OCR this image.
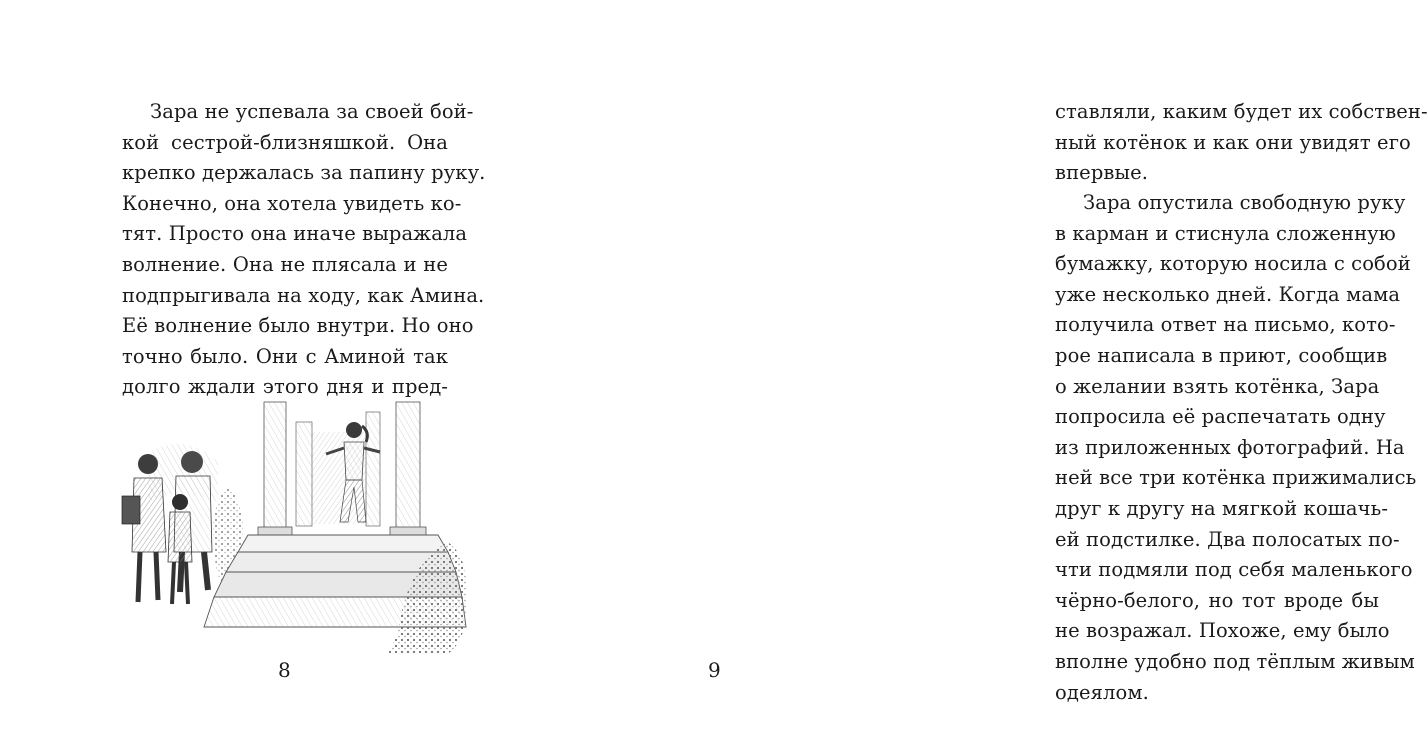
Зара не успевала за своей бой-
кой сестрой-близняшкой. Она
крепко держалась за папину руку.
Конечно, она хотела увидеть ко-
тят. Просто она иначе выражала
волнение. Она не плясала и не
подпрыгивала на ходу, как Амина.
Её волнение было внутри. Но оно
точно было. Они с Аминой так
долго ждали этого дня и пред-
8
ставляли, каким будет их собствен-
ный котёнок и как они увидят его
впервые.
Зара опустила свободную руку
в карман и стиснула сложенную
бумажку, которую носила с собой
уже несколько дней. Когда мама
получила ответ на письмо, кото-
рое написала в приют, сообщив
о желании взять котёнка, Зара
попросила её распечатать одну
из приложенных фотографий. На
ней все три котёнка прижимались
друг к другу на мягкой кошачь-
ей подстилке. Два полосатых по-
чти подмяли под себя маленького
чёрно-белого, но тот вроде бы
не возражал. Похоже, ему было
вполне удобно под тёплым живым
одеялом.
9
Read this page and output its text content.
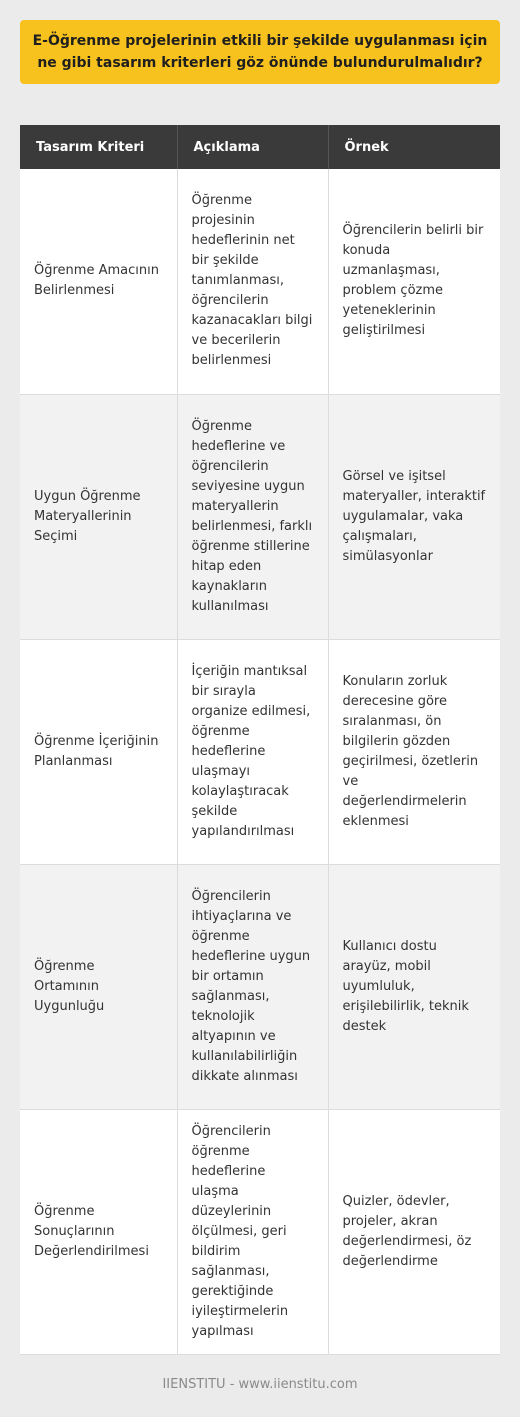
E-Öğrenme projelerinin etkili bir şekilde uygulanması için ne gibi tasarım kriterleri göz önünde bulundurulmalıdır?
Tasarım Kriteri	Açıklama	Örnek
Öğrenme Amacının Belirlenmesi	Öğrenme projesinin hedeflerinin net bir şekilde tanımlanması, öğrencilerin kazanacakları bilgi ve becerilerin belirlenmesi	Öğrencilerin belirli bir konuda uzmanlaşması, problem çözme yeteneklerinin geliştirilmesi
Uygun Öğrenme Materyallerinin Seçimi	Öğrenme hedeflerine ve öğrencilerin seviyesine uygun materyallerin belirlenmesi, farklı öğrenme stillerine hitap eden kaynakların kullanılması	Görsel ve işitsel materyaller, interaktif uygulamalar, vaka çalışmaları, simülasyonlar
Öğrenme İçeriğinin Planlanması	İçeriğin mantıksal bir sırayla organize edilmesi, öğrenme hedeflerine ulaşmayı kolaylaştıracak şekilde yapılandırılması	Konuların zorluk derecesine göre sıralanması, ön bilgilerin gözden geçirilmesi, özetlerin ve değerlendirmelerin eklenmesi
Öğrenme Ortamının Uygunluğu	Öğrencilerin ihtiyaçlarına ve öğrenme hedeflerine uygun bir ortamın sağlanması, teknolojik altyapının ve kullanılabilirliğin dikkate alınması	Kullanıcı dostu arayüz, mobil uyumluluk, erişilebilirlik, teknik destek
Öğrenme Sonuçlarının Değerlendirilmesi	Öğrencilerin öğrenme hedeflerine ulaşma düzeylerinin ölçülmesi, geri bildirim sağlanması, gerektiğinde iyileştirmelerin yapılması	Quizler, ödevler, projeler, akran değerlendirmesi, öz değerlendirme
IIENSTITU - www.iienstitu.com
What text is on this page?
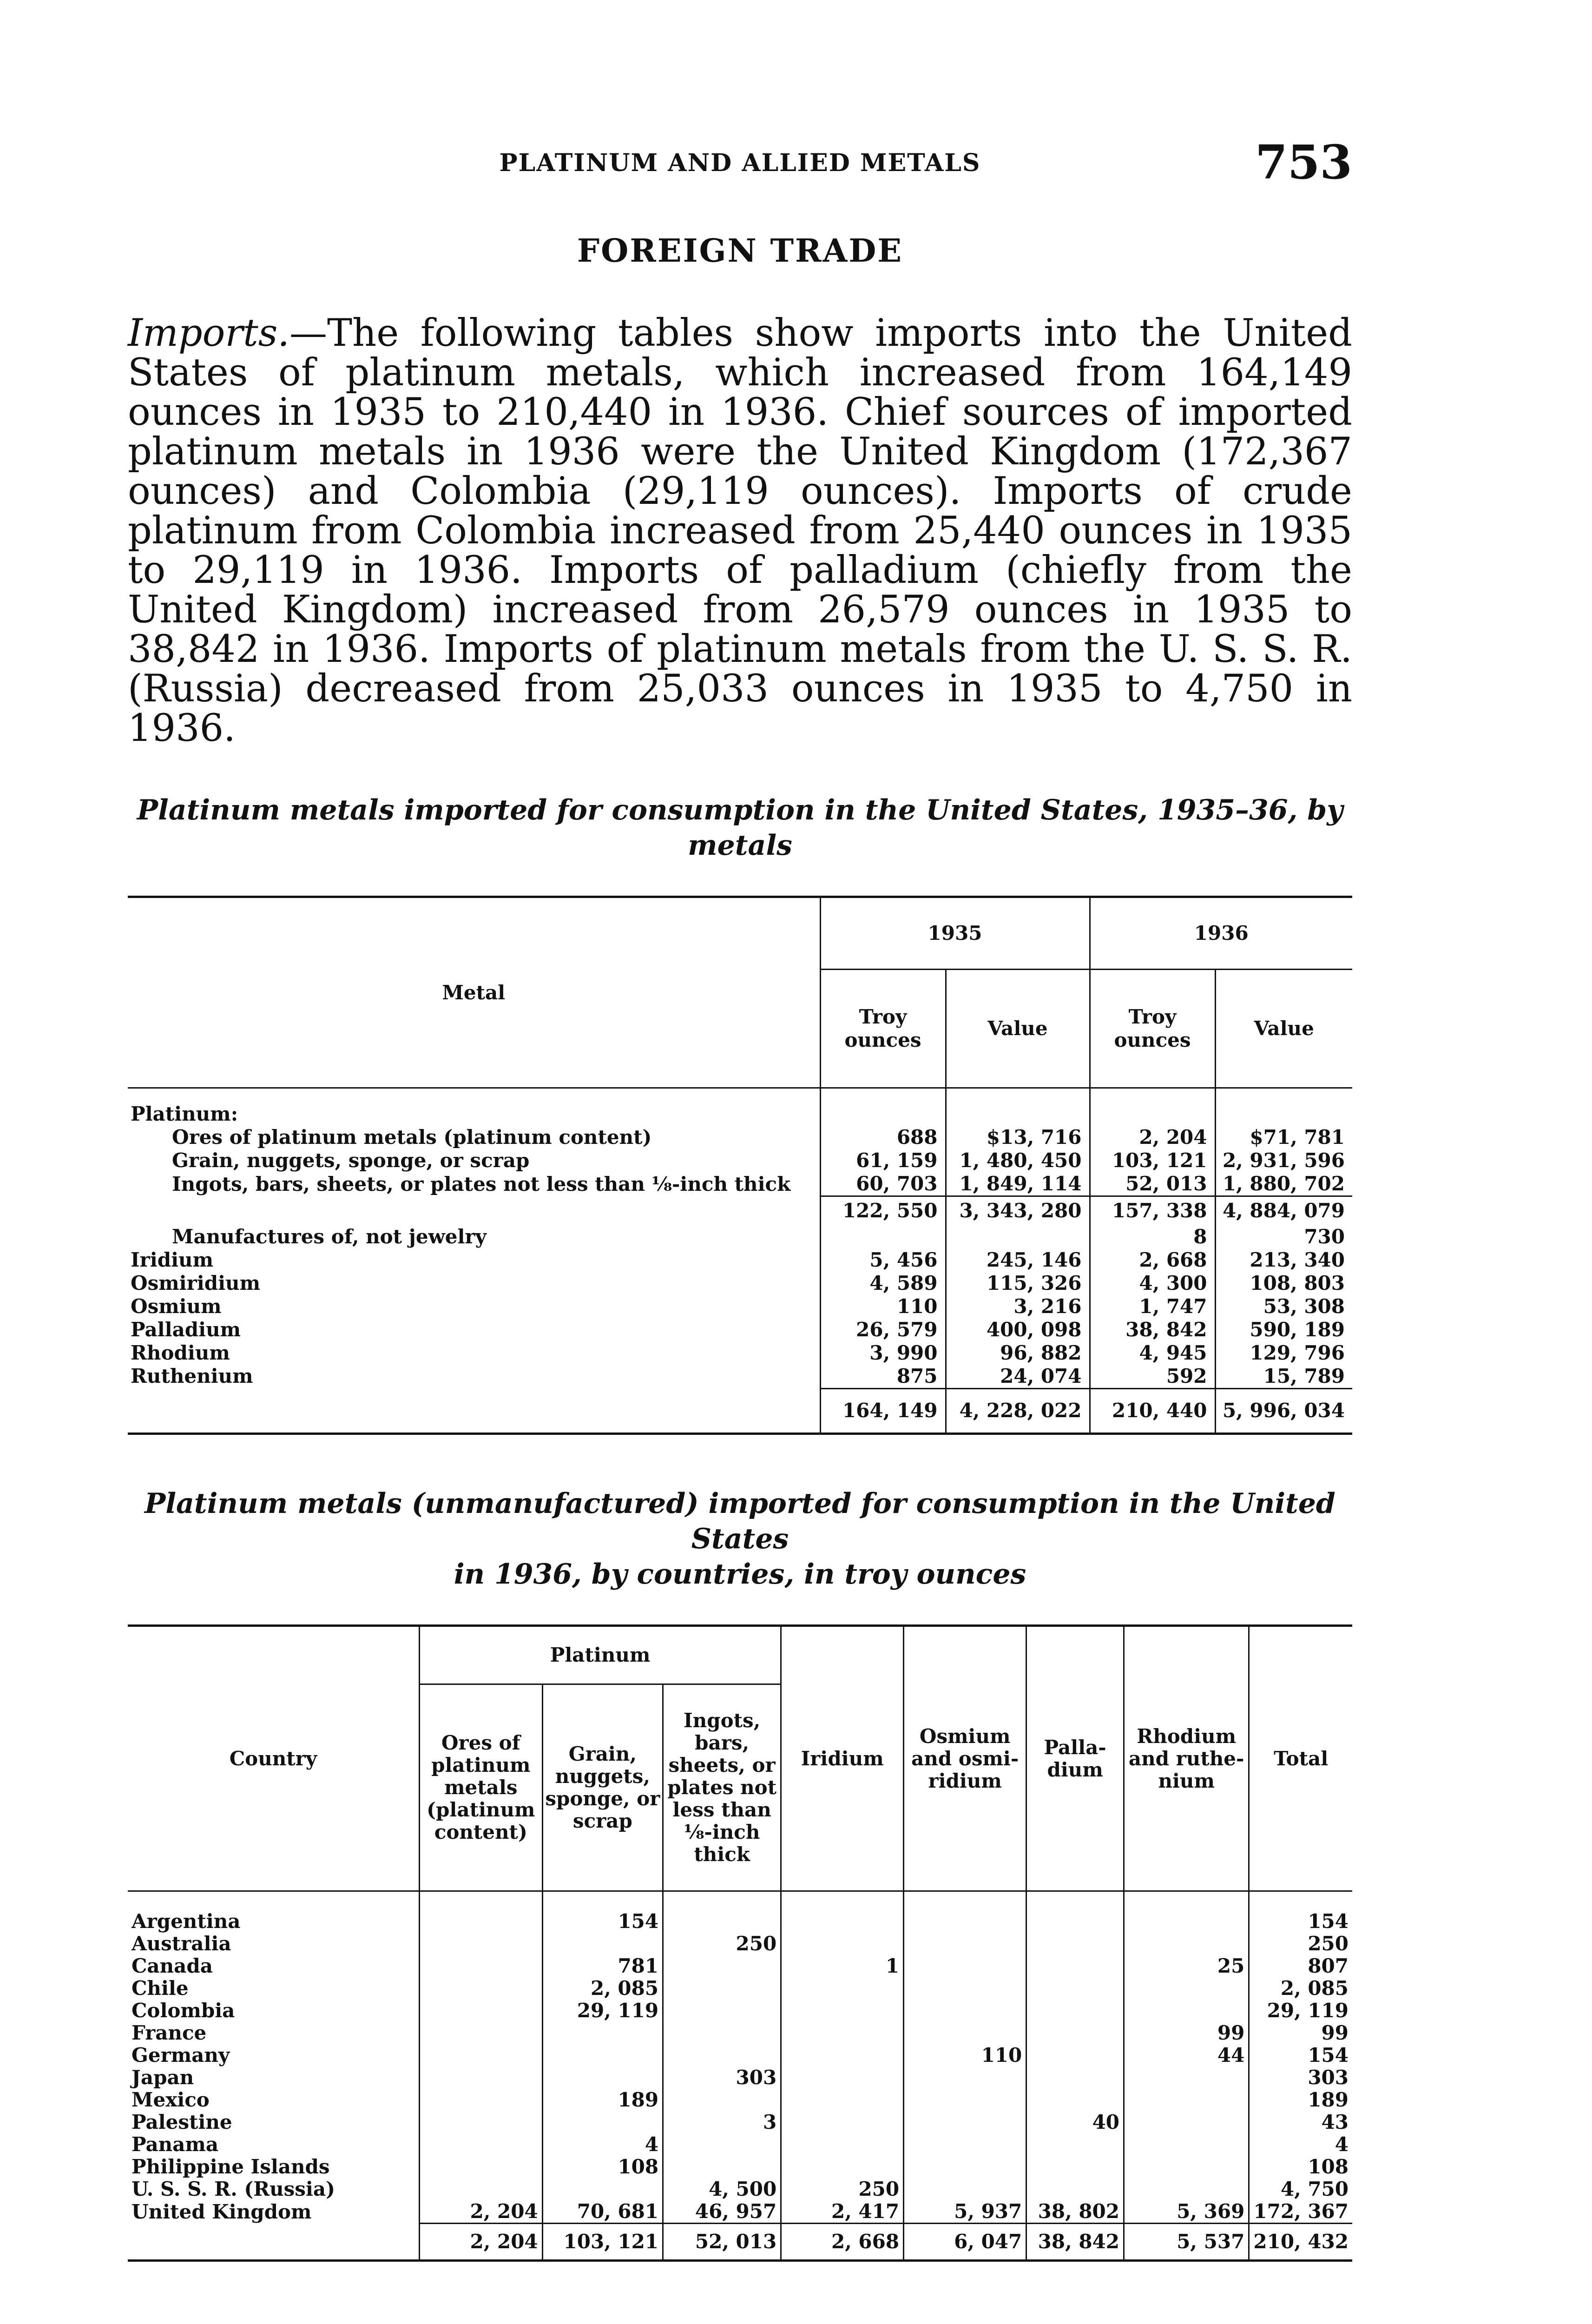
PLATINUM AND ALLIED METALS	753
FOREIGN TRADE

Imports.—The following tables show imports into the United States of platinum metals, which increased from 164,149 ounces in 1935 to 210,440 in 1936. Chief sources of imported platinum metals in 1936 were the United Kingdom (172,367 ounces) and Colombia (29,119 ounces). Imports of crude platinum from Colombia increased from 25,440 ounces in 1935 to 29,119 in 1936. Imports of palladium (chiefly from the United Kingdom) increased from 26,579 ounces in 1935 to 38,842 in 1936. Imports of platinum metals from the U. S. S. R. (Russia) decreased from 25,033 ounces in 1935 to 4,750 in 1936.

Platinum metals imported for consumption in the United States, 1935–36, by metals
Metal	1935		1936	
	Troy ounces	Value	Troy ounces	Value

Platinum:				
Ores of platinum metals (platinum content)	688	$13, 716	2, 204	$71, 781
Grain, nuggets, sponge, or scrap	61, 159	1, 480, 450	103, 121	2, 931, 596
Ingots, bars, sheets, or plates not less than ⅛-inch thick	60, 703	1, 849, 114	52, 013	1, 880, 702
	122, 550	3, 343, 280	157, 338	4, 884, 079
Manufactures of, not jewelry			8	730
Iridium	5, 456	245, 146	2, 668	213, 340
Osmiridium	4, 589	115, 326	4, 300	108, 803
Osmium	110	3, 216	1, 747	53, 308
Palladium	26, 579	400, 098	38, 842	590, 189
Rhodium	3, 990	96, 882	4, 945	129, 796
Ruthenium	875	24, 074	592	15, 789
	164, 149	4, 228, 022	210, 440	5, 996, 034
Platinum metals (unmanufactured) imported for consumption in the United States
in 1936, by countries, in troy ounces
Country	Platinum			Iridium	Osmium and osmi-ridium	Palla-dium	Rhodium and ruthe-nium	Total
	Ores of platinum metals (platinum content)	Grain, nuggets, sponge, or scrap	Ingots, bars, sheets, or plates not less than ⅛-inch thick					

Argentina		154						154
Australia			250					250
Canada		781		1			25	807
Chile		2, 085						2, 085
Colombia		29, 119						29, 119
France							99	99
Germany					110		44	154
Japan			303					303
Mexico		189						189
Palestine			3			40		43
Panama		4						4
Philippine Islands		108						108
U. S. S. R. (Russia)			4, 500	250				4, 750
United Kingdom	2, 204	70, 681	46, 957	2, 417	5, 937	38, 802	5, 369	172, 367
	2, 204	103, 121	52, 013	2, 668	6, 047	38, 842	5, 537	210, 432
━━━━━━━━
### INSTRUCTION:
Find every line that has "scrap" in it, then return those lines.

### SOLUTION FOR THIS EXERCISE:
Grain, nuggets, sponge, or scrap	61, 159	1, 480, 450	103, 121	2, 931, 596
	Ores of platinum metals (platinum content)	Grain, nuggets, sponge, or scrap	Ingots, bars, sheets, or plates not less than ⅛-inch thick					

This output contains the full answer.